— START MATERIAL FOR THIS EXERCISE —

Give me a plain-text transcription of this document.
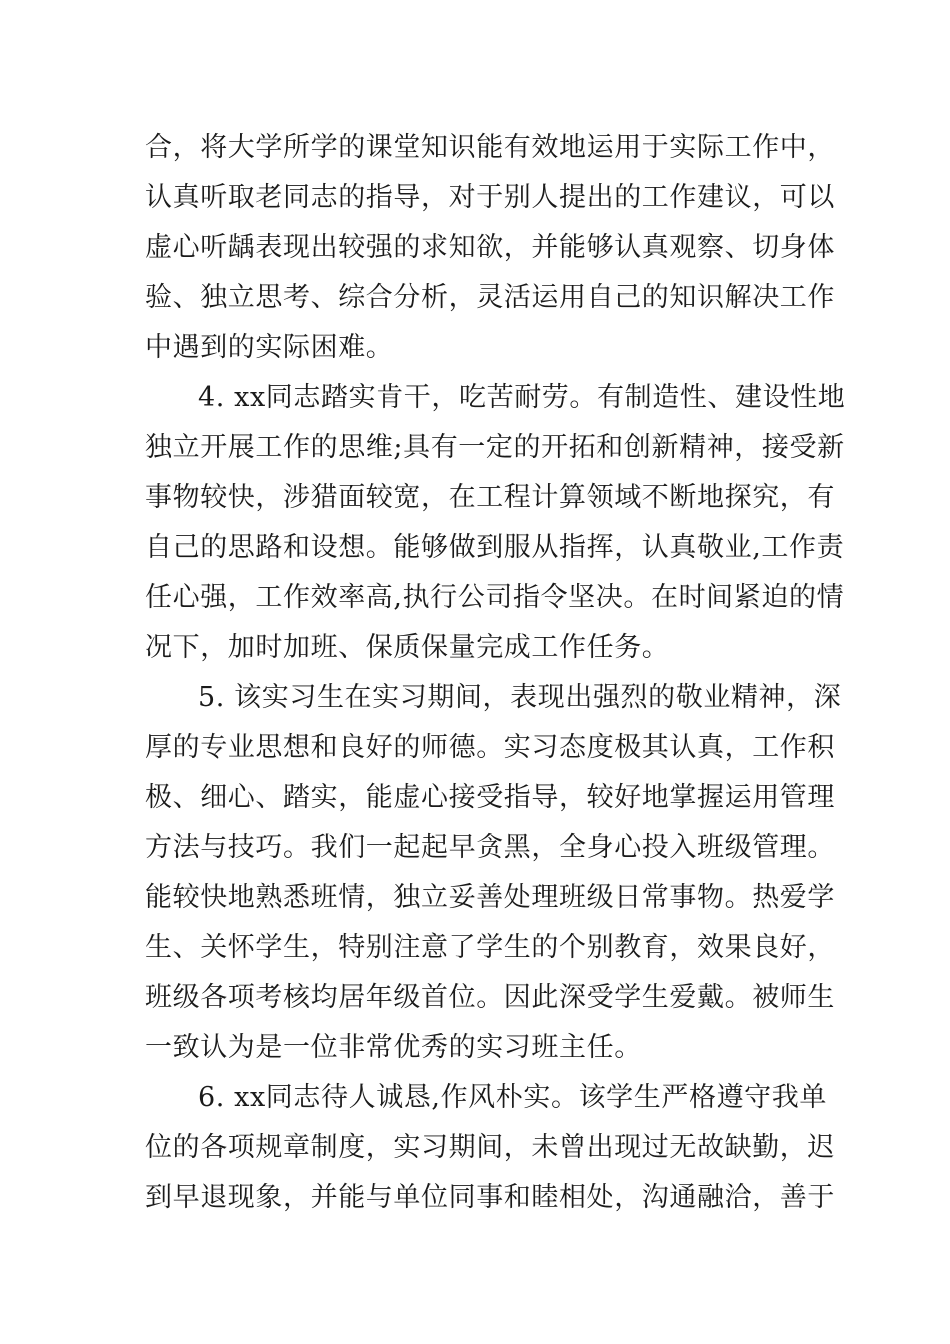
合，将大学所学的课堂知识能有效地运用于实际工作中，

认真听取老同志的指导，对于别人提出的工作建议，可以

虚心听龋表现出较强的求知欲，并能够认真观察、切身体

验、独立思考、综合分析，灵活运用自己的知识解决工作

中遇到的实际困难。

4. xx同志踏实肯干，吃苦耐劳。有制造性、建设性地

独立开展工作的思维;具有一定的开拓和创新精神，接受新

事物较快，涉猎面较宽，在工程计算领域不断地探究，有

自己的思路和设想。能够做到服从指挥，认真敬业,工作责

任心强，工作效率高,执行公司指令坚决。在时间紧迫的情

况下，加时加班、保质保量完成工作任务。

5. 该实习生在实习期间，表现出强烈的敬业精神，深

厚的专业思想和良好的师德。实习态度极其认真，工作积

极、细心、踏实，能虚心接受指导，较好地掌握运用管理

方法与技巧。我们一起起早贪黑，全身心投入班级管理。

能较快地熟悉班情，独立妥善处理班级日常事物。热爱学

生、关怀学生，特别注意了学生的个别教育，效果良好，

班级各项考核均居年级首位。因此深受学生爱戴。被师生

一致认为是一位非常优秀的实习班主任。

6. xx同志待人诚恳,作风朴实。该学生严格遵守我单

位的各项规章制度，实习期间，未曾出现过无故缺勤，迟

到早退现象，并能与单位同事和睦相处，沟通融洽，善于
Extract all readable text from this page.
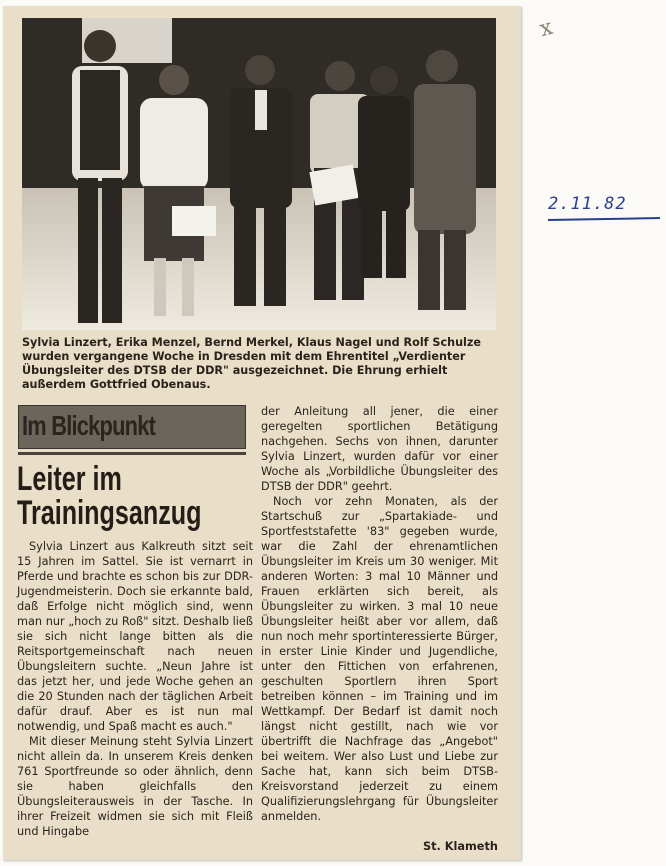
Sylvia Linzert, Erika Menzel, Bernd Merkel, Klaus Nagel und Rolf Schulze wurden vergangene Woche in Dresden mit dem Ehrentitel „Verdienter Übungsleiter des DTSB der DDR" ausgezeichnet. Die Ehrung erhielt außerdem Gottfried Obenaus.

Im Blickpunkt
Leiter im
Trainingsanzug

Sylvia Linzert aus Kalkreuth sitzt seit 15 Jahren im Sattel. Sie ist vernarrt in Pferde und brachte es schon bis zur DDR-Jugendmeisterin. Doch sie erkannte bald, daß Erfolge nicht möglich sind, wenn man nur „hoch zu Roß" sitzt. Deshalb ließ sie sich nicht lange bitten als die Reitsportgemeinschaft nach neuen Übungsleitern suchte. „Neun Jahre ist das jetzt her, und jede Woche gehen an die 20 Stunden nach der täglichen Arbeit dafür drauf. Aber es ist nun mal notwendig, und Spaß macht es auch."

Mit dieser Meinung steht Sylvia Linzert nicht allein da. In unserem Kreis denken 761 Sportfreunde so oder ähnlich, denn sie haben gleichfalls den Übungsleiterausweis in der Tasche. In ihrer Freizeit widmen sie sich mit Fleiß und Hingabe

der Anleitung all jener, die einer geregelten sportlichen Betätigung nachgehen. Sechs von ihnen, darunter Sylvia Linzert, wurden dafür vor einer Woche als „Vorbildliche Übungsleiter des DTSB der DDR" geehrt.

Noch vor zehn Monaten, als der Startschuß zur „Spartakiade- und Sportfeststafette '83" gegeben wurde, war die Zahl der ehrenamtlichen Übungsleiter im Kreis um 30 weniger. Mit anderen Worten: 3 mal 10 Männer und Frauen erklärten sich bereit, als Übungsleiter zu wirken. 3 mal 10 neue Übungsleiter heißt aber vor allem, daß nun noch mehr sportinteressierte Bürger, in erster Linie Kinder und Jugendliche, unter den Fittichen von erfahrenen, geschulten Sportlern ihren Sport betreiben können – im Training und im Wettkampf. Der Bedarf ist damit noch längst nicht gestillt, nach wie vor übertrifft die Nachfrage das „Angebot" bei weitem. Wer also Lust und Liebe zur Sache hat, kann sich beim DTSB-Kreisvorstand jederzeit zu einem Qualifizierungslehrgang für Übungsleiter anmelden.

St. Klameth
x
2.11.82
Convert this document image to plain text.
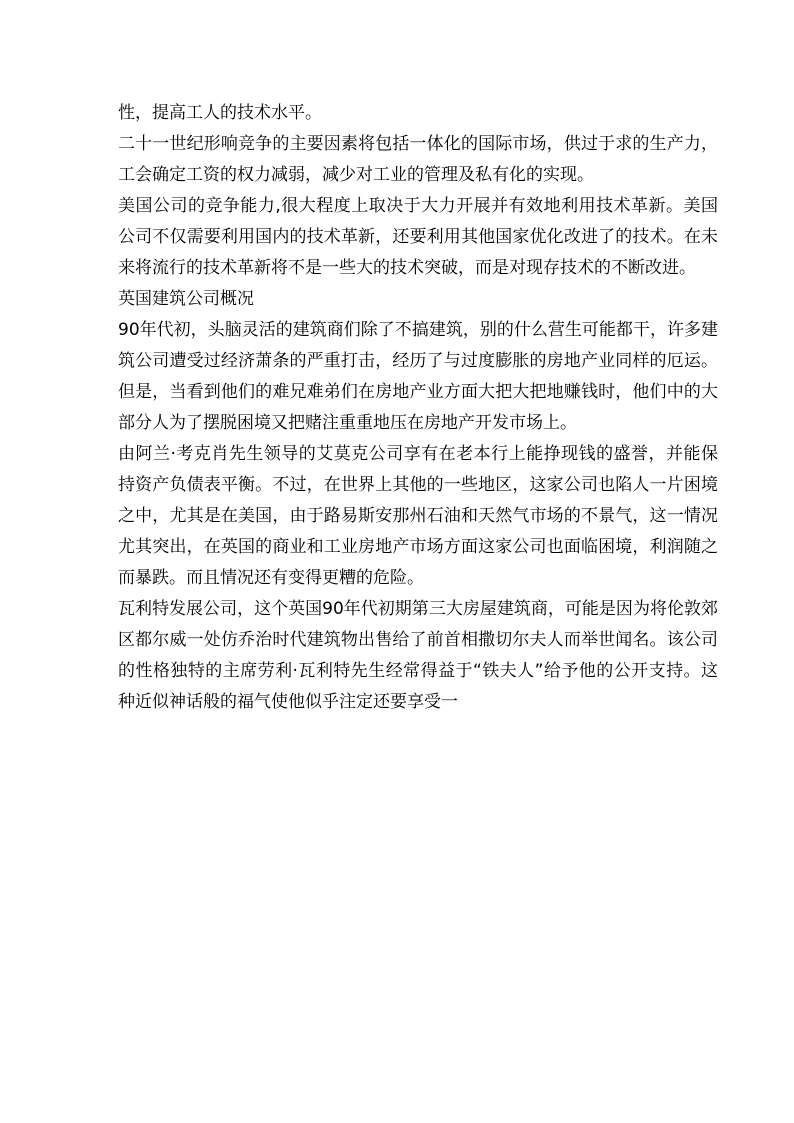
性，提高工人的技术水平。

二十一世纪形响竞争的主要因素将包括一体化的国际市场，供过于求的生产力，工会确定工资的权力减弱，减少对工业的管理及私有化的实现。

美国公司的竞争能力,很大程度上取决于大力开展并有效地利用技术革新。美国公司不仅需要利用国内的技术革新，还要利用其他国家优化改进了的技术。在未来将流行的技术革新将不是一些大的技术突破，而是对现存技术的不断改进。

英国建筑公司概况

90年代初，头脑灵活的建筑商们除了不搞建筑，别的什么营生可能都干，许多建筑公司遭受过经济萧条的严重打击，经历了与过度膨胀的房地产业同样的厄运。但是，当看到他们的难兄难弟们在房地产业方面大把大把地赚钱时，他们中的大部分人为了摆脱困境又把赌注重重地压在房地产开发市场上。

由阿兰·考克肖先生领导的艾莫克公司享有在老本行上能挣现钱的盛誉，并能保持资产负债表平衡。不过，在世界上其他的一些地区，这家公司也陷人一片困境之中，尤其是在美国，由于路易斯安那州石油和天然气市场的不景气，这一情况尤其突出，在英国的商业和工业房地产市场方面这家公司也面临困境，利润随之而暴跌。而且情况还有变得更糟的危险。

瓦利特发展公司，这个英国90年代初期第三大房屋建筑商，可能是因为将伦敦郊区都尔威一处仿乔治时代建筑物出售给了前首相撒切尔夫人而举世闻名。该公司的性格独特的主席劳利·瓦利特先生经常得益于“铁夫人”给予他的公开支持。这种近似神话般的福气使他似乎注定还要享受一
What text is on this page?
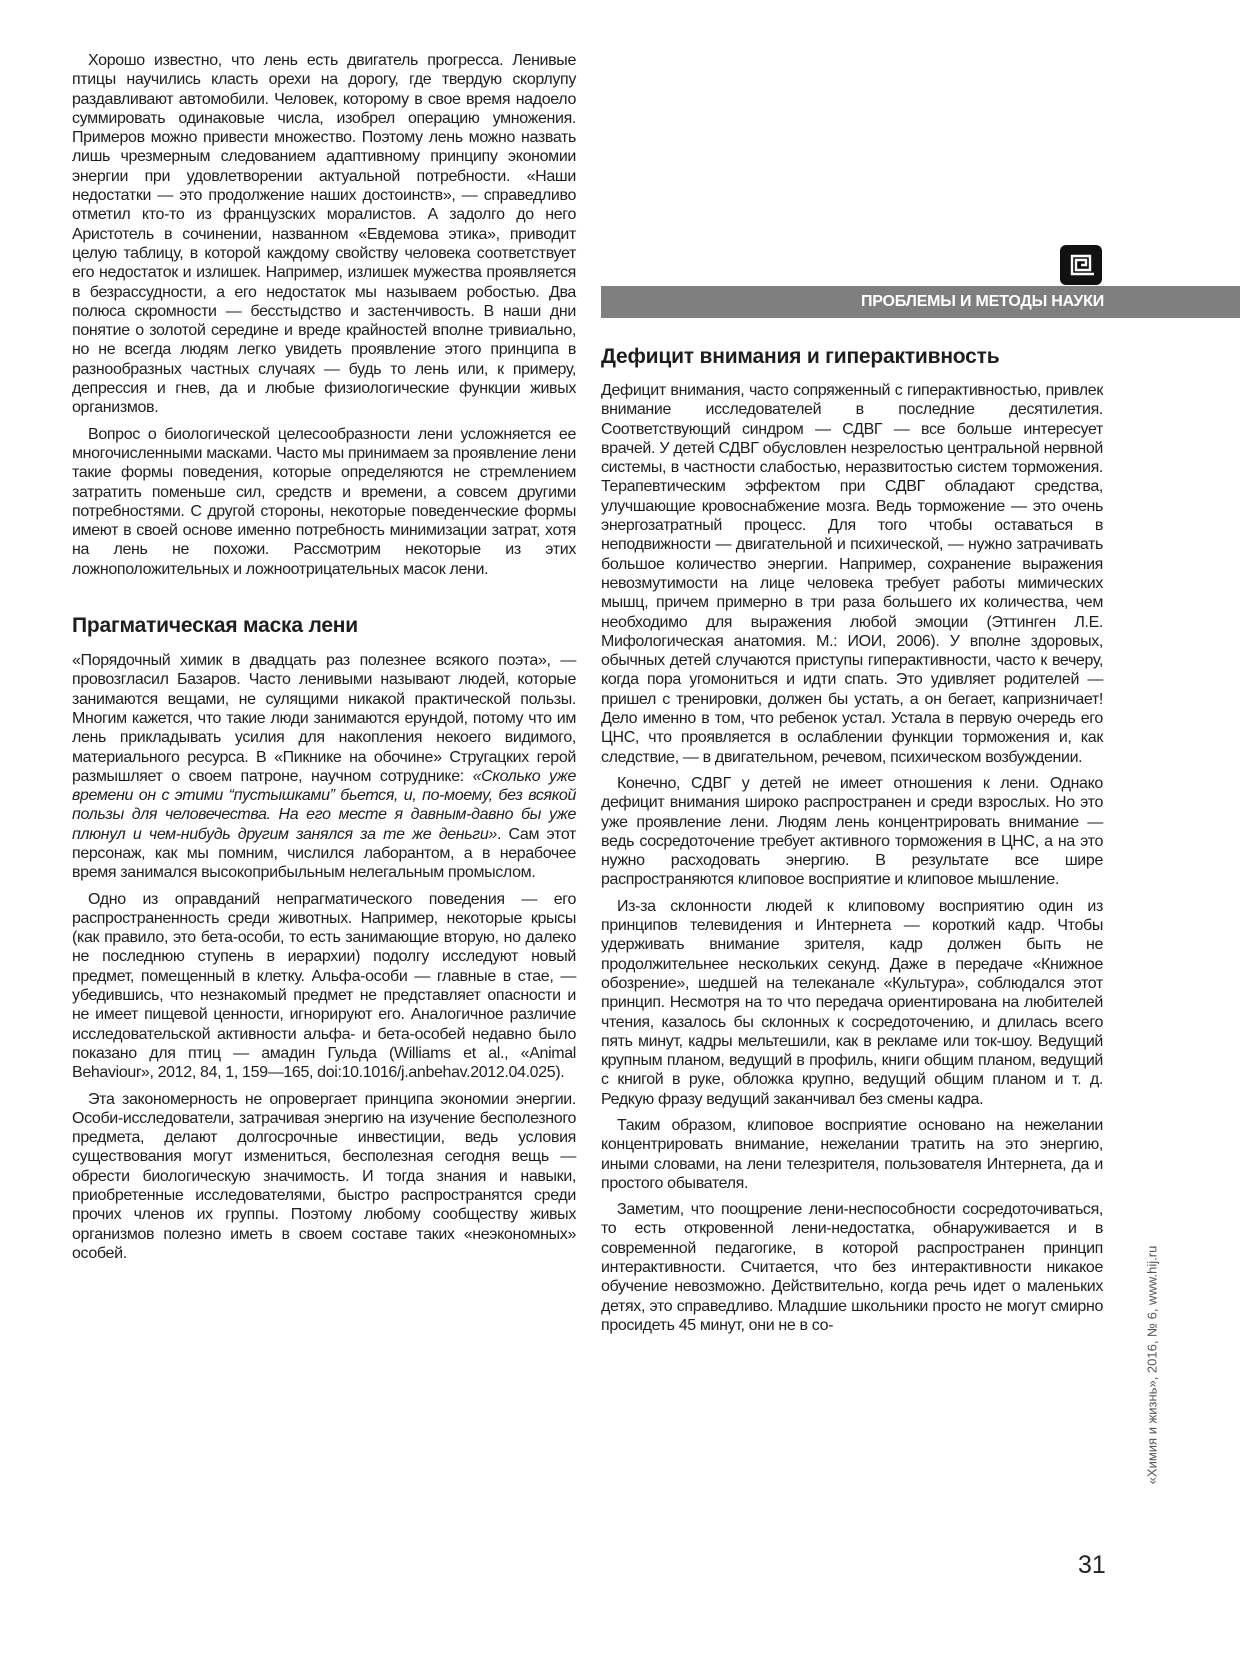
Хорошо известно, что лень есть двигатель прогресса. Ленивые птицы научились класть орехи на дорогу, где твердую скорлупу раздавливают автомобили. Человек, которому в свое время надоело суммировать одинаковые числа, изобрел операцию умножения. Примеров можно привести множество. Поэтому лень можно назвать лишь чрезмерным следованием адаптивному принципу экономии энергии при удовлетворении актуальной потребности. «Наши недостатки — это продолжение наших достоинств», — справедливо отметил кто-то из французских моралистов. А задолго до него Аристотель в сочинении, названном «Евдемова этика», приводит целую таблицу, в которой каждому свойству человека соответствует его недостаток и излишек. Например, излишек мужества проявляется в безрассудности, а его недостаток мы называем робостью. Два полюса скромности — бесстыдство и застенчивость. В наши дни понятие о золотой середине и вреде крайностей вполне тривиально, но не всегда людям легко увидеть проявление этого принципа в разнообразных частных случаях — будь то лень или, к примеру, депрессия и гнев, да и любые физиологические функции живых организмов.

Вопрос о биологической целесообразности лени усложняется ее многочисленными масками. Часто мы принимаем за проявление лени такие формы поведения, которые определяются не стремлением затратить поменьше сил, средств и времени, а совсем другими потребностями. С другой стороны, некоторые поведенческие формы имеют в своей основе именно потребность минимизации затрат, хотя на лень не похожи. Рассмотрим некоторые из этих ложноположительных и ложноотрицательных масок лени.

Прагматическая маска лени

«Порядочный химик в двадцать раз полезнее всякого поэта», — провозгласил Базаров. Часто ленивыми называют людей, которые занимаются вещами, не сулящими никакой практической пользы. Многим кажется, что такие люди занимаются ерундой, потому что им лень прикладывать усилия для накопления некоего видимого, материального ресурса. В «Пикнике на обочине» Стругацких герой размышляет о своем патроне, научном сотруднике: «Сколько уже времени он с этими “пустышками” бьется, и, по-моему, без всякой пользы для человечества. На его месте я давным-давно бы уже плюнул и чем-нибудь другим занялся за те же деньги». Сам этот персонаж, как мы помним, числился лаборантом, а в нерабочее время занимался высокоприбыльным нелегальным промыслом.

Одно из оправданий непрагматического поведения — его распространенность среди животных. Например, некоторые крысы (как правило, это бета-особи, то есть занимающие вторую, но далеко не последнюю ступень в иерархии) подолгу исследуют новый предмет, помещенный в клетку. Альфа-особи — главные в стае, — убедившись, что незнакомый предмет не представляет опасности и не имеет пищевой ценности, игнорируют его. Аналогичное различие исследовательской активности альфа- и бета-особей недавно было показано для птиц — амадин Гульда (Williams et al., «Animal Behaviour», 2012, 84, 1, 159—165, doi:10.1016/j.anbehav.2012.04.025).

Эта закономерность не опровергает принципа экономии энергии. Особи-исследователи, затрачивая энергию на изучение бесполезного предмета, делают долгосрочные инвестиции, ведь условия существования могут измениться, бесполезная сегодня вещь — обрести биологическую значимость. И тогда знания и навыки, приобретенные исследователями, быстро распространятся среди прочих членов их группы. Поэтому любому сообществу живых организмов полезно иметь в своем составе таких «неэкономных» особей.

ПРОБЛЕМЫ И МЕТОДЫ НАУКИ
Дефицит внимания и гиперактивность

Дефицит внимания, часто сопряженный с гиперактивностью, привлек внимание исследователей в последние десятилетия. Соответствующий синдром — СДВГ — все больше интересует врачей. У детей СДВГ обусловлен незрелостью центральной нервной системы, в частности слабостью, неразвитостью систем торможения. Терапевтическим эффектом при СДВГ обладают средства, улучшающие кровоснабжение мозга. Ведь торможение — это очень энергозатратный процесс. Для того чтобы оставаться в неподвижности — двигательной и психической, — нужно затрачивать большое количество энергии. Например, сохранение выражения невозмутимости на лице человека требует работы мимических мышц, причем примерно в три раза большего их количества, чем необходимо для выражения любой эмоции (Эттинген Л.Е. Мифологическая анатомия. М.: ИОИ, 2006). У вполне здоровых, обычных детей случаются приступы гиперактивности, часто к вечеру, когда пора угомониться и идти спать. Это удивляет родителей — пришел с тренировки, должен бы устать, а он бегает, капризничает! Дело именно в том, что ребенок устал. Устала в первую очередь его ЦНС, что проявляется в ослаблении функции торможения и, как следствие, — в двигательном, речевом, психическом возбуждении.

Конечно, СДВГ у детей не имеет отношения к лени. Однако дефицит внимания широко распространен и среди взрослых. Но это уже проявление лени. Людям лень концентрировать внимание — ведь сосредоточение требует активного торможения в ЦНС, а на это нужно расходовать энергию. В результате все шире распространяются клиповое восприятие и клиповое мышление.

Из-за склонности людей к клиповому восприятию один из принципов телевидения и Интернета — короткий кадр. Чтобы удерживать внимание зрителя, кадр должен быть не продолжительнее нескольких секунд. Даже в передаче «Книжное обозрение», шедшей на телеканале «Культура», соблюдался этот принцип. Несмотря на то что передача ориентирована на любителей чтения, казалось бы склонных к сосредоточению, и длилась всего пять минут, кадры мельтешили, как в рекламе или ток-шоу. Ведущий крупным планом, ведущий в профиль, книги общим планом, ведущий с книгой в руке, обложка крупно, ведущий общим планом и т. д. Редкую фразу ведущий заканчивал без смены кадра.

Таким образом, клиповое восприятие основано на нежелании концентрировать внимание, нежелании тратить на это энергию, иными словами, на лени телезрителя, пользователя Интернета, да и простого обывателя.

Заметим, что поощрение лени-неспособности сосредоточиваться, то есть откровенной лени-недостатка, обнаруживается и в современной педагогике, в которой распространен принцип интерактивности. Считается, что без интерактивности никакое обучение невозможно. Действительно, когда речь идет о маленьких детях, это справедливо. Младшие школьники просто не могут смирно просидеть 45 минут, они не в со-	«Химия и жизнь», 2016, № 6, www.hij.ru
31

— END MATERIAL FOR THIS EXERCISE —

THE TASK: Copy all lines from the listing that contain "nicht".

FULL OUTPUT:
Sylvia Linzert aus Kalkreuth sitzt seit 15 Jahren im Sattel. Sie ist vernarrt in Pferde und brachte es schon bis zur DDR-Jugendmeisterin. Doch sie erkannte bald, daß Erfolge nicht möglich sind, wenn man nur „hoch zu Roß" sitzt. Deshalb ließ sie sich nicht lange bitten als die Reitsportgemeinschaft nach neuen Übungsleitern suchte. „Neun Jahre ist das jetzt her, und jede Woche gehen an die 20 Stunden nach der täglichen Arbeit dafür drauf. Aber es ist nun mal notwendig, und Spaß macht es auch."
Mit dieser Meinung steht Sylvia Linzert nicht allein da. In unserem Kreis denken 761 Sportfreunde so oder ähnlich, denn sie haben gleichfalls den Übungsleiterausweis in der Tasche. In ihrer Freizeit widmen sie sich mit Fleiß und Hingabe
Noch vor zehn Monaten, als der Startschuß zur „Spartakiade- und Sportfeststafette '83" gegeben wurde, war die Zahl der ehrenamtlichen Übungsleiter im Kreis um 30 weniger. Mit anderen Worten: 3 mal 10 Männer und Frauen erklärten sich bereit, als Übungsleiter zu wirken. 3 mal 10 neue Übungsleiter heißt aber vor allem, daß nun noch mehr sportinteressierte Bürger, in erster Linie Kinder und Jugendliche, unter den Fittichen von erfahrenen, geschulten Sportlern ihren Sport betreiben können – im Training und im Wettkampf. Der Bedarf ist damit noch längst nicht gestillt, nach wie vor übertrifft die Nachfrage das „Angebot" bei weitem. Wer also Lust und Liebe zur Sache hat, kann sich beim DTSB-Kreisvorstand jederzeit zu einem Qualifizierungslehrgang für Übungsleiter anmelden.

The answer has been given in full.